## start DATA EXCERPTS

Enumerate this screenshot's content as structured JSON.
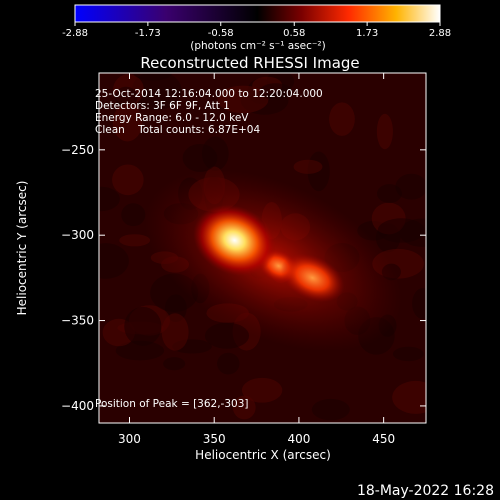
{
  "chart_data": {
    "type": "heatmap",
    "title": "Reconstructed RHESSI Image",
    "xlabel": "Heliocentric X (arcsec)",
    "ylabel": "Heliocentric Y (arcsec)",
    "xlim": [
      282,
      475
    ],
    "ylim": [
      -410,
      -205
    ],
    "x_ticks": [
      300,
      350,
      400,
      450
    ],
    "y_ticks": [
      -250,
      -300,
      -350,
      -400
    ],
    "colorbar": {
      "ticks": [
        "-2.88",
        "-1.73",
        "-0.58",
        "0.58",
        "1.73",
        "2.88"
      ],
      "range": [
        -2.88,
        2.88
      ],
      "units": "(photons cm⁻² s⁻¹ asec⁻²)"
    },
    "annotations": [
      "25-Oct-2014 12:16:04.000 to 12:20:04.000",
      "Detectors: 3F 6F 9F, Att 1",
      "Energy Range: 6.0 - 12.0 keV",
      "Clean    Total counts: 6.87E+04"
    ],
    "peak_label": "Position of Peak = [362,-303]",
    "sources": [
      {
        "x": 362,
        "y": -303,
        "rx": 14,
        "ry": 11,
        "intensity": 2.88
      },
      {
        "x": 408,
        "y": -325,
        "rx": 11,
        "ry": 7,
        "intensity": 2.0
      },
      {
        "x": 388,
        "y": -318,
        "rx": 7,
        "ry": 5,
        "intensity": 1.4
      },
      {
        "x": 385,
        "y": -315,
        "rx": 45,
        "ry": 25,
        "intensity": 0.9
      }
    ]
  },
  "footer_date": "18-May-2022 16:28"
}
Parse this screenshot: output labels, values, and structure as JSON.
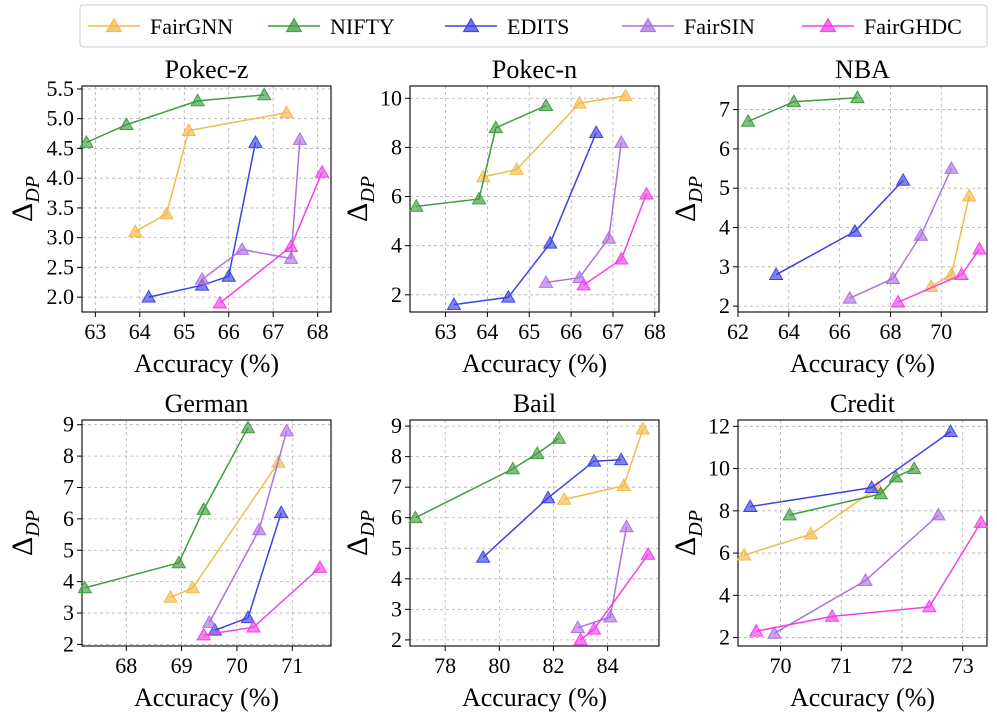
{
  "colors": {
    "FairGNN": "#f5b94a",
    "NIFTY": "#3f9c3f",
    "EDITS": "#3d43e0",
    "FairSIN": "#ae72e0",
    "FairGHDC": "#f240e8"
  },
  "legend": [
    "FairGNN",
    "NIFTY",
    "EDITS",
    "FairSIN",
    "FairGHDC"
  ],
  "chart_data": [
    {
      "type": "line",
      "title": "Pokec-z",
      "xlabel": "Accuracy (%)",
      "ylabel": "ΔDP",
      "xlim": [
        62.7,
        68.3
      ],
      "ylim": [
        1.75,
        5.55
      ],
      "xticks": [
        63,
        64,
        65,
        66,
        67,
        68
      ],
      "yticks": [
        2.0,
        2.5,
        3.0,
        3.5,
        4.0,
        4.5,
        5.0,
        5.5
      ],
      "ytick_labels": [
        "2.0",
        "2.5",
        "3.0",
        "3.5",
        "4.0",
        "4.5",
        "5.0",
        "5.5"
      ],
      "series": [
        {
          "name": "FairGNN",
          "points": [
            [
              63.9,
              3.1
            ],
            [
              64.6,
              3.4
            ],
            [
              65.1,
              4.8
            ],
            [
              67.3,
              5.1
            ]
          ]
        },
        {
          "name": "NIFTY",
          "points": [
            [
              62.8,
              4.6
            ],
            [
              63.7,
              4.9
            ],
            [
              65.3,
              5.3
            ],
            [
              66.8,
              5.4
            ]
          ]
        },
        {
          "name": "EDITS",
          "points": [
            [
              64.2,
              2.0
            ],
            [
              65.4,
              2.2
            ],
            [
              66.0,
              2.35
            ],
            [
              66.6,
              4.6
            ]
          ]
        },
        {
          "name": "FairSIN",
          "points": [
            [
              65.4,
              2.3
            ],
            [
              66.3,
              2.8
            ],
            [
              67.4,
              2.65
            ],
            [
              67.6,
              4.65
            ]
          ]
        },
        {
          "name": "FairGHDC",
          "points": [
            [
              65.8,
              1.9
            ],
            [
              67.4,
              2.85
            ],
            [
              68.1,
              4.1
            ]
          ]
        }
      ]
    },
    {
      "type": "line",
      "title": "Pokec-n",
      "xlabel": "Accuracy (%)",
      "ylabel": "ΔDP",
      "xlim": [
        62.15,
        68.1
      ],
      "ylim": [
        1.3,
        10.5
      ],
      "xticks": [
        63,
        64,
        65,
        66,
        67,
        68
      ],
      "yticks": [
        2,
        4,
        6,
        8,
        10
      ],
      "ytick_labels": [
        "2",
        "4",
        "6",
        "8",
        "10"
      ],
      "series": [
        {
          "name": "FairGNN",
          "points": [
            [
              63.9,
              6.8
            ],
            [
              64.7,
              7.1
            ],
            [
              66.2,
              9.8
            ],
            [
              67.3,
              10.1
            ]
          ]
        },
        {
          "name": "NIFTY",
          "points": [
            [
              62.3,
              5.6
            ],
            [
              63.8,
              5.9
            ],
            [
              64.2,
              8.8
            ],
            [
              65.4,
              9.7
            ]
          ]
        },
        {
          "name": "EDITS",
          "points": [
            [
              63.2,
              1.6
            ],
            [
              64.5,
              1.9
            ],
            [
              65.5,
              4.1
            ],
            [
              66.6,
              8.6
            ]
          ]
        },
        {
          "name": "FairSIN",
          "points": [
            [
              65.4,
              2.5
            ],
            [
              66.2,
              2.7
            ],
            [
              66.9,
              4.3
            ],
            [
              67.2,
              8.2
            ]
          ]
        },
        {
          "name": "FairGHDC",
          "points": [
            [
              66.3,
              2.4
            ],
            [
              67.2,
              3.45
            ],
            [
              67.8,
              6.1
            ]
          ]
        }
      ]
    },
    {
      "type": "line",
      "title": "NBA",
      "xlabel": "Accuracy (%)",
      "ylabel": "ΔDP",
      "xlim": [
        62.0,
        71.8
      ],
      "ylim": [
        1.85,
        7.6
      ],
      "xticks": [
        62,
        64,
        66,
        68,
        70
      ],
      "yticks": [
        2,
        3,
        4,
        5,
        6,
        7
      ],
      "ytick_labels": [
        "2",
        "3",
        "4",
        "5",
        "6",
        "7"
      ],
      "series": [
        {
          "name": "FairGNN",
          "points": [
            [
              69.6,
              2.5
            ],
            [
              70.4,
              2.8
            ],
            [
              71.1,
              4.8
            ]
          ]
        },
        {
          "name": "NIFTY",
          "points": [
            [
              62.4,
              6.7
            ],
            [
              64.2,
              7.2
            ],
            [
              66.7,
              7.3
            ]
          ]
        },
        {
          "name": "EDITS",
          "points": [
            [
              63.5,
              2.8
            ],
            [
              66.6,
              3.9
            ],
            [
              68.5,
              5.2
            ]
          ]
        },
        {
          "name": "FairSIN",
          "points": [
            [
              66.4,
              2.2
            ],
            [
              68.1,
              2.7
            ],
            [
              69.2,
              3.8
            ],
            [
              70.4,
              5.5
            ]
          ]
        },
        {
          "name": "FairGHDC",
          "points": [
            [
              68.3,
              2.1
            ],
            [
              70.8,
              2.8
            ],
            [
              71.5,
              3.45
            ]
          ]
        }
      ]
    },
    {
      "type": "line",
      "title": "German",
      "xlabel": "Accuracy (%)",
      "ylabel": "ΔDP",
      "xlim": [
        67.2,
        71.7
      ],
      "ylim": [
        1.95,
        9.15
      ],
      "xticks": [
        68,
        69,
        70,
        71
      ],
      "yticks": [
        2,
        3,
        4,
        5,
        6,
        7,
        8,
        9
      ],
      "ytick_labels": [
        "2",
        "3",
        "4",
        "5",
        "6",
        "7",
        "8",
        "9"
      ],
      "series": [
        {
          "name": "FairGNN",
          "points": [
            [
              68.8,
              3.5
            ],
            [
              69.2,
              3.8
            ],
            [
              70.75,
              7.8
            ]
          ]
        },
        {
          "name": "NIFTY",
          "points": [
            [
              67.25,
              3.8
            ],
            [
              68.95,
              4.6
            ],
            [
              69.4,
              6.3
            ],
            [
              70.2,
              8.9
            ]
          ]
        },
        {
          "name": "EDITS",
          "points": [
            [
              69.6,
              2.45
            ],
            [
              70.2,
              2.85
            ],
            [
              70.8,
              6.2
            ]
          ]
        },
        {
          "name": "FairSIN",
          "points": [
            [
              69.5,
              2.7
            ],
            [
              70.4,
              5.65
            ],
            [
              70.9,
              8.8
            ]
          ]
        },
        {
          "name": "FairGHDC",
          "points": [
            [
              69.4,
              2.3
            ],
            [
              70.3,
              2.55
            ],
            [
              71.5,
              4.45
            ]
          ]
        }
      ]
    },
    {
      "type": "line",
      "title": "Bail",
      "xlabel": "Accuracy (%)",
      "ylabel": "ΔDP",
      "xlim": [
        76.7,
        85.9
      ],
      "ylim": [
        1.8,
        9.2
      ],
      "xticks": [
        78,
        80,
        82,
        84
      ],
      "yticks": [
        2,
        3,
        4,
        5,
        6,
        7,
        8,
        9
      ],
      "ytick_labels": [
        "2",
        "3",
        "4",
        "5",
        "6",
        "7",
        "8",
        "9"
      ],
      "series": [
        {
          "name": "FairGNN",
          "points": [
            [
              82.4,
              6.6
            ],
            [
              84.6,
              7.05
            ],
            [
              85.3,
              8.9
            ]
          ]
        },
        {
          "name": "NIFTY",
          "points": [
            [
              76.9,
              6.0
            ],
            [
              80.5,
              7.6
            ],
            [
              81.4,
              8.1
            ],
            [
              82.2,
              8.6
            ]
          ]
        },
        {
          "name": "EDITS",
          "points": [
            [
              79.4,
              4.7
            ],
            [
              81.8,
              6.65
            ],
            [
              83.5,
              7.85
            ],
            [
              84.5,
              7.9
            ]
          ]
        },
        {
          "name": "FairSIN",
          "points": [
            [
              82.9,
              2.4
            ],
            [
              84.1,
              2.75
            ],
            [
              84.7,
              5.7
            ]
          ]
        },
        {
          "name": "FairGHDC",
          "points": [
            [
              83.0,
              2.0
            ],
            [
              83.5,
              2.35
            ],
            [
              85.5,
              4.8
            ]
          ]
        }
      ]
    },
    {
      "type": "line",
      "title": "Credit",
      "xlabel": "Accuracy (%)",
      "ylabel": "ΔDP",
      "xlim": [
        69.3,
        73.4
      ],
      "ylim": [
        1.6,
        12.3
      ],
      "xticks": [
        70,
        71,
        72,
        73
      ],
      "yticks": [
        2,
        4,
        6,
        8,
        10,
        12
      ],
      "ytick_labels": [
        "2",
        "4",
        "6",
        "8",
        "10",
        "12"
      ],
      "series": [
        {
          "name": "FairGNN",
          "points": [
            [
              69.4,
              5.9
            ],
            [
              70.5,
              6.9
            ],
            [
              71.6,
              9.1
            ]
          ]
        },
        {
          "name": "NIFTY",
          "points": [
            [
              70.15,
              7.8
            ],
            [
              71.65,
              8.8
            ],
            [
              71.9,
              9.6
            ],
            [
              72.2,
              10.0
            ]
          ]
        },
        {
          "name": "EDITS",
          "points": [
            [
              69.5,
              8.2
            ],
            [
              71.5,
              9.1
            ],
            [
              72.8,
              11.75
            ]
          ]
        },
        {
          "name": "FairSIN",
          "points": [
            [
              69.9,
              2.2
            ],
            [
              71.4,
              4.7
            ],
            [
              72.6,
              7.8
            ]
          ]
        },
        {
          "name": "FairGHDC",
          "points": [
            [
              69.6,
              2.3
            ],
            [
              70.85,
              3.0
            ],
            [
              72.45,
              3.45
            ],
            [
              73.3,
              7.45
            ]
          ]
        }
      ]
    }
  ]
}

## end DATA EXCERPTS

**REQUIRED TASK:** Read through the entries and copy each line in which "JSON" appears.

**OUTPUT OF THE TASK:**
Enumerate this screenshot's content as structured JSON.
Parse this screenshot: output labels, values, and structure as JSON.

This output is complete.